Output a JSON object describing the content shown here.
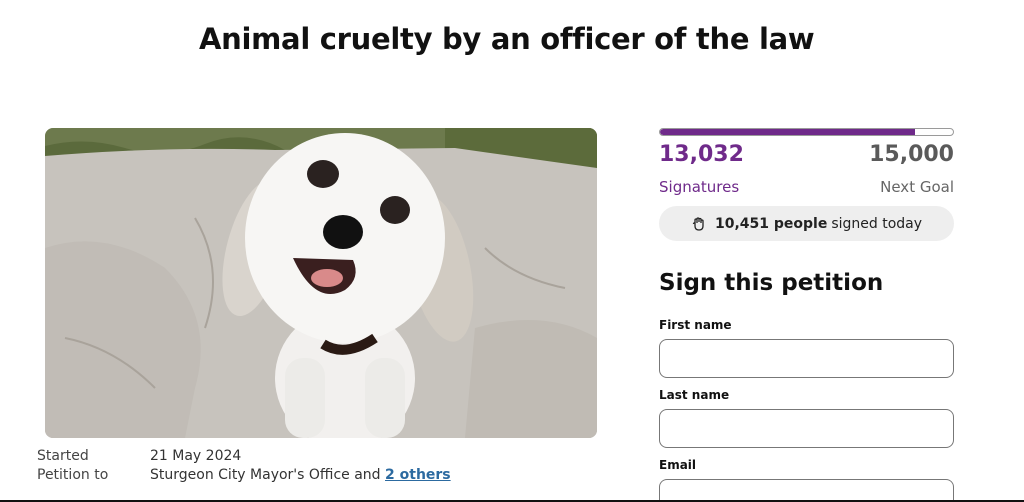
{
  "page": {
    "title": "Animal cruelty by an officer of the law"
  },
  "photo": {
    "alt": "dog-photo"
  },
  "meta": {
    "started_label": "Started",
    "started_value": "21 May 2024",
    "petition_to_label": "Petition to",
    "petition_to_value": "Sturgeon City Mayor's Office and",
    "petition_to_link": "2 others"
  },
  "progress": {
    "fraction": 0.869,
    "signatures_count": "13,032",
    "signatures_label": "Signatures",
    "goal_count": "15,000",
    "goal_label": "Next Goal",
    "today_bold": "10,451 people",
    "today_rest": "signed today",
    "accent": "#6f2a8a"
  },
  "form": {
    "heading": "Sign this petition",
    "first_name_label": "First name",
    "first_name_value": "",
    "last_name_label": "Last name",
    "last_name_value": "",
    "email_label": "Email",
    "email_value": ""
  }
}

**The request:** An exact transcription of all the entries is required, without the pictures.

**Final result:**
Output a JSON object describing the content shown here.
{
  "page": {
    "title": "Animal cruelty by an officer of the law"
  },
  "photo": {
    "alt": "dog-photo"
  },
  "meta": {
    "started_label": "Started",
    "started_value": "21 May 2024",
    "petition_to_label": "Petition to",
    "petition_to_value": "Sturgeon City Mayor's Office and",
    "petition_to_link": "2 others"
  },
  "progress": {
    "fraction": 0.869,
    "signatures_count": "13,032",
    "signatures_label": "Signatures",
    "goal_count": "15,000",
    "goal_label": "Next Goal",
    "today_bold": "10,451 people",
    "today_rest": "signed today",
    "accent": "#6f2a8a"
  },
  "form": {
    "heading": "Sign this petition",
    "first_name_label": "First name",
    "first_name_value": "",
    "last_name_label": "Last name",
    "last_name_value": "",
    "email_label": "Email",
    "email_value": ""
  }
}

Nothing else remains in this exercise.